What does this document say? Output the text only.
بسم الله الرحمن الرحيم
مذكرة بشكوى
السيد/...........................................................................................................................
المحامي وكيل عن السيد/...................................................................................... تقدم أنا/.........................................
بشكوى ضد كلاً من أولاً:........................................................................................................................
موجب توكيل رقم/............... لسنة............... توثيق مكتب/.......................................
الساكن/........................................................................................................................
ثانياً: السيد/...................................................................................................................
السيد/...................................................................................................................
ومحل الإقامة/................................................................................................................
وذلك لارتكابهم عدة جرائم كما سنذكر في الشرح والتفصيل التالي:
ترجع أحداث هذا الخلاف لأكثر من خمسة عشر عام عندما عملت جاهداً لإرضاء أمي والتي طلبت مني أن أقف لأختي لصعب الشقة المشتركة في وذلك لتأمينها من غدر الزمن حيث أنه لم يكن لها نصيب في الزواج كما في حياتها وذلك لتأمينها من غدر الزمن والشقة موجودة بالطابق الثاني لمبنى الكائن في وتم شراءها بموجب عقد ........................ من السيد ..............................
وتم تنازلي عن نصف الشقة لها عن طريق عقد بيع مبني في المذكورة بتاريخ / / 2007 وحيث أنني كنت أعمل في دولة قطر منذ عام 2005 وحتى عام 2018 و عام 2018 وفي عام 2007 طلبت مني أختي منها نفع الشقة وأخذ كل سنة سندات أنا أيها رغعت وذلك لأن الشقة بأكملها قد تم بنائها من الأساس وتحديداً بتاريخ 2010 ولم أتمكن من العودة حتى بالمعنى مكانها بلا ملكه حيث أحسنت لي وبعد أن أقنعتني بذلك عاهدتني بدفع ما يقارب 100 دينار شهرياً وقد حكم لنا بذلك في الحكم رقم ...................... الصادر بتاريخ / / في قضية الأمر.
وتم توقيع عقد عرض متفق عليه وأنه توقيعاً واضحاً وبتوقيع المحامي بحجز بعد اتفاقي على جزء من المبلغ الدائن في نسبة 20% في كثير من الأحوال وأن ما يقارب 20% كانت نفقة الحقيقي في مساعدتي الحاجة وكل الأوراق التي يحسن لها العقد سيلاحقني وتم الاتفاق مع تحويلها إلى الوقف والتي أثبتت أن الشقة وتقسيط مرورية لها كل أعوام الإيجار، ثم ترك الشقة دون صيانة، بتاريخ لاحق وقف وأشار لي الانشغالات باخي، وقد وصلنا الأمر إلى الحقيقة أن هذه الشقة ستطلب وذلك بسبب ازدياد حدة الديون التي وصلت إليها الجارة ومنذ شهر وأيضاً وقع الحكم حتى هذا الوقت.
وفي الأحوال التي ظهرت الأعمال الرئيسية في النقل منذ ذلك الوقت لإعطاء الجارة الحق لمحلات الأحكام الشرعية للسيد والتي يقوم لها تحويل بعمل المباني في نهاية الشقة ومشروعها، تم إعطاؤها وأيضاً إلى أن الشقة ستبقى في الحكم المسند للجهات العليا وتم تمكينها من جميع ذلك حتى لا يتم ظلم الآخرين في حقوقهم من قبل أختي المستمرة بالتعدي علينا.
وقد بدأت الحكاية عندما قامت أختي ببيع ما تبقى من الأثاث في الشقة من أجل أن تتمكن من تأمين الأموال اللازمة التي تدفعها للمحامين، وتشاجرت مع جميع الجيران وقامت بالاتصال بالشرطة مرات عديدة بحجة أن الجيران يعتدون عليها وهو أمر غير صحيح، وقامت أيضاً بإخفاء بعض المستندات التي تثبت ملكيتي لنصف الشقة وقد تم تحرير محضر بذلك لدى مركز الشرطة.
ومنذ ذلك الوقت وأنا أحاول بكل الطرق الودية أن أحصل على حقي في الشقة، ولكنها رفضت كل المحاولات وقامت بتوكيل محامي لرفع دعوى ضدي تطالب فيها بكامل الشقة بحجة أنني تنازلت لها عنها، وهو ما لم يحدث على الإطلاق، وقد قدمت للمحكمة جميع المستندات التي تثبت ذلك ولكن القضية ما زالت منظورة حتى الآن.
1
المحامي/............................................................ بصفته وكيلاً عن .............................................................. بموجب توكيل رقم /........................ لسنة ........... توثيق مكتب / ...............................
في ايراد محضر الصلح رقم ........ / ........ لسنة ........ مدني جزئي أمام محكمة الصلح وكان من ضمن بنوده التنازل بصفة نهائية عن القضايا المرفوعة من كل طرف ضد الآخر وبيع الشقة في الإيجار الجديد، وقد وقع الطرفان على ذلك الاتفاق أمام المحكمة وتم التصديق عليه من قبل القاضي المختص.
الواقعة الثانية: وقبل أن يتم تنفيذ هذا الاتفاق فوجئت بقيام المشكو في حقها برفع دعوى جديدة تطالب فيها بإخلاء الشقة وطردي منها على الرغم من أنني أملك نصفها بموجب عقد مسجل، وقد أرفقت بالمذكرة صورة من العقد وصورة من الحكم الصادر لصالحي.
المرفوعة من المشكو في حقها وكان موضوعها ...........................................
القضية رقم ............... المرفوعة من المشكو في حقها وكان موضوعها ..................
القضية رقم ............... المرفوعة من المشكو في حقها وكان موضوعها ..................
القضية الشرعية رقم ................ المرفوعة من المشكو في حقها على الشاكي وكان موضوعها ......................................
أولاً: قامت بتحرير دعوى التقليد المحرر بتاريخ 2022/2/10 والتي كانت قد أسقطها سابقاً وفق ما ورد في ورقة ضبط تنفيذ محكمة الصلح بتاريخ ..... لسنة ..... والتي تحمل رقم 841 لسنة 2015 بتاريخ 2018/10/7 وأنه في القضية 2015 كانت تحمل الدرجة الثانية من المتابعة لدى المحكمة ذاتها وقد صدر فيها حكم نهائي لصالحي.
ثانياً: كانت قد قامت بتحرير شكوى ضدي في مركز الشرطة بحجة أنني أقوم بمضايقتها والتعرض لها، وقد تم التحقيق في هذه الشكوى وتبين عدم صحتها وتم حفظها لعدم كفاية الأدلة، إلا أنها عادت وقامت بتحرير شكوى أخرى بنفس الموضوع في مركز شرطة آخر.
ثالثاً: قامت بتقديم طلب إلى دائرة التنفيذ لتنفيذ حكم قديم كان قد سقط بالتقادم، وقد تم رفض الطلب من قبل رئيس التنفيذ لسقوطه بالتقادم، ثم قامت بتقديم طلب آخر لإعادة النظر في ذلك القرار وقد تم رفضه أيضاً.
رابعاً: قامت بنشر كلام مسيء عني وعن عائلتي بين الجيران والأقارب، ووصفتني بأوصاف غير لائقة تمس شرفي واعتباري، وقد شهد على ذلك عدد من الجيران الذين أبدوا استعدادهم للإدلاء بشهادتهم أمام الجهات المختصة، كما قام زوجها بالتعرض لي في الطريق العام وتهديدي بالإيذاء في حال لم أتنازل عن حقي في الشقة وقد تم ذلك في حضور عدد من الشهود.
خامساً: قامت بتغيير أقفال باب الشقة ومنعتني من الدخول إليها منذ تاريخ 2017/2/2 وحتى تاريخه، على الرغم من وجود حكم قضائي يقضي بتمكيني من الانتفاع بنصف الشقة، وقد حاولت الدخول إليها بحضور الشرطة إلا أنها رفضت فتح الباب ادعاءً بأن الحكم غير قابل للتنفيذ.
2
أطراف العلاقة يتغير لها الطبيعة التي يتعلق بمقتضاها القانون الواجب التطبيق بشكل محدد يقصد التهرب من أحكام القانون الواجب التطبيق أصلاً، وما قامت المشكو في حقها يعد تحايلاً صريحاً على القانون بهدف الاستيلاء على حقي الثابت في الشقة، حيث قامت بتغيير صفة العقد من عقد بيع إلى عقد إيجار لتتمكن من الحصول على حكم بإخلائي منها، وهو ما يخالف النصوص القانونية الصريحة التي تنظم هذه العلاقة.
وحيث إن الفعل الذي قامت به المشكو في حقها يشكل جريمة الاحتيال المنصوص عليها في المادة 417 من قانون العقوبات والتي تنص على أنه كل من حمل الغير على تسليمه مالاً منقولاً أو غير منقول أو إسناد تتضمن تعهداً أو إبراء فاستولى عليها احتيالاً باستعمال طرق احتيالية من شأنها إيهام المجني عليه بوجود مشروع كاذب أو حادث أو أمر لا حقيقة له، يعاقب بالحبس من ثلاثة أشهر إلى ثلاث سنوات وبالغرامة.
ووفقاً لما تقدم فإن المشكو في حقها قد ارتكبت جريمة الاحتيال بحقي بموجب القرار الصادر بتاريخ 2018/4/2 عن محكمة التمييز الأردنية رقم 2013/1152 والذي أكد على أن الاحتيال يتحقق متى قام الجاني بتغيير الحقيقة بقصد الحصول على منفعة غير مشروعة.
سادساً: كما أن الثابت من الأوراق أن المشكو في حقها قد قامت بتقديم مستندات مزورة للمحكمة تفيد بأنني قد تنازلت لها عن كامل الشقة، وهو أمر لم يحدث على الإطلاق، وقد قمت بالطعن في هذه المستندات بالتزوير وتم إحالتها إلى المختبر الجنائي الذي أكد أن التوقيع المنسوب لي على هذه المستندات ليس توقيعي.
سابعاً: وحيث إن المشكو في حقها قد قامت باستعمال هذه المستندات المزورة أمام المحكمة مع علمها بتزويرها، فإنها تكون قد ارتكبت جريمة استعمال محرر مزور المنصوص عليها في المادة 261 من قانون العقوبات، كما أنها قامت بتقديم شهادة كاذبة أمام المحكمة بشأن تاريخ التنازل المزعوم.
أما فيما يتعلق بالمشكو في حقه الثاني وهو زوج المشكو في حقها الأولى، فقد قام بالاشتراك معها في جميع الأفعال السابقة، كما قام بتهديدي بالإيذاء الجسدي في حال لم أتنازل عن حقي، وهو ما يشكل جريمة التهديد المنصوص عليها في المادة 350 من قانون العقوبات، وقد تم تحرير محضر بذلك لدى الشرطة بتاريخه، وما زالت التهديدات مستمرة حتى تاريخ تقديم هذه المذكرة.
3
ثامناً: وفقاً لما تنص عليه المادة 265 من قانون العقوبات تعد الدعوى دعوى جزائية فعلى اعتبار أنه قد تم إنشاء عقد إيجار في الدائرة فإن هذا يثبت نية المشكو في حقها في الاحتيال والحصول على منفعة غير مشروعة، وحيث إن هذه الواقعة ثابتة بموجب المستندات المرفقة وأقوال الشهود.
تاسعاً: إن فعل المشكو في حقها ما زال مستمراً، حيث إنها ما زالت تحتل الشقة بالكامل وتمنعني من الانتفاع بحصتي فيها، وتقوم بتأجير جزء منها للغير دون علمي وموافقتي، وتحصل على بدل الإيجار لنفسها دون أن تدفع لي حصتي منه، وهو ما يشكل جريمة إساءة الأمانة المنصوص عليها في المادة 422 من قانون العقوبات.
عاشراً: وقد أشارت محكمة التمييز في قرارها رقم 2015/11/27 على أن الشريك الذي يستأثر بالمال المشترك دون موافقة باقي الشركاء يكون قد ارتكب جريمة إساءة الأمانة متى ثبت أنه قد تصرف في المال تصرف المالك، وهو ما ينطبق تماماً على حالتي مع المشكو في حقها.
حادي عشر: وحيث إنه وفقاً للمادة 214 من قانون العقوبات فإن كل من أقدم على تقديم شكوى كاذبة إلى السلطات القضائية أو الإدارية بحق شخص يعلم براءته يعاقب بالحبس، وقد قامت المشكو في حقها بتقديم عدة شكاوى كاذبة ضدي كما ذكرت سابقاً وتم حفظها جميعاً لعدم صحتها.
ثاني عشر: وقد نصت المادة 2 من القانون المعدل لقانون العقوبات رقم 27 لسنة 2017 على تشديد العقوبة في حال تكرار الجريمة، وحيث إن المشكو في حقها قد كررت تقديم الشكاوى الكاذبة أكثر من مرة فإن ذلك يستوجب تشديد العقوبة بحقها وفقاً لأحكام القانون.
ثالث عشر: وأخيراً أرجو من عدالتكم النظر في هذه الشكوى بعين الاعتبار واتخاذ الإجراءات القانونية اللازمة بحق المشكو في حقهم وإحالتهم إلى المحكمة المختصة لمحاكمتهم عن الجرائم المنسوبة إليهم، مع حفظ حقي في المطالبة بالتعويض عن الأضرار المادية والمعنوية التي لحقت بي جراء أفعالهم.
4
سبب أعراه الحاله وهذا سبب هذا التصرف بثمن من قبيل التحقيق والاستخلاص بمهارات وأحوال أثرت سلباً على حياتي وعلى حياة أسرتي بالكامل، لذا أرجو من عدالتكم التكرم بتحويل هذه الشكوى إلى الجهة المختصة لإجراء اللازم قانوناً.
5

★ ★ ★ ★ ★ ★ ★

▸ What to do:
Search the data for "النظر". Copy every matching line.

▸ The output:
ثالثاً: قامت بتقديم طلب إلى دائرة التنفيذ لتنفيذ حكم قديم كان قد سقط بالتقادم، وقد تم رفض الطلب من قبل رئيس التنفيذ لسقوطه بالتقادم، ثم قامت بتقديم طلب آخر لإعادة النظر في ذلك القرار وقد تم رفضه أيضاً.
ثالث عشر: وأخيراً أرجو من عدالتكم النظر في هذه الشكوى بعين الاعتبار واتخاذ الإجراءات القانونية اللازمة بحق المشكو في حقهم وإحالتهم إلى المحكمة المختصة لمحاكمتهم عن الجرائم المنسوبة إليهم، مع حفظ حقي في المطالبة بالتعويض عن الأضرار المادية والمعنوية التي لحقت بي جراء أفعالهم.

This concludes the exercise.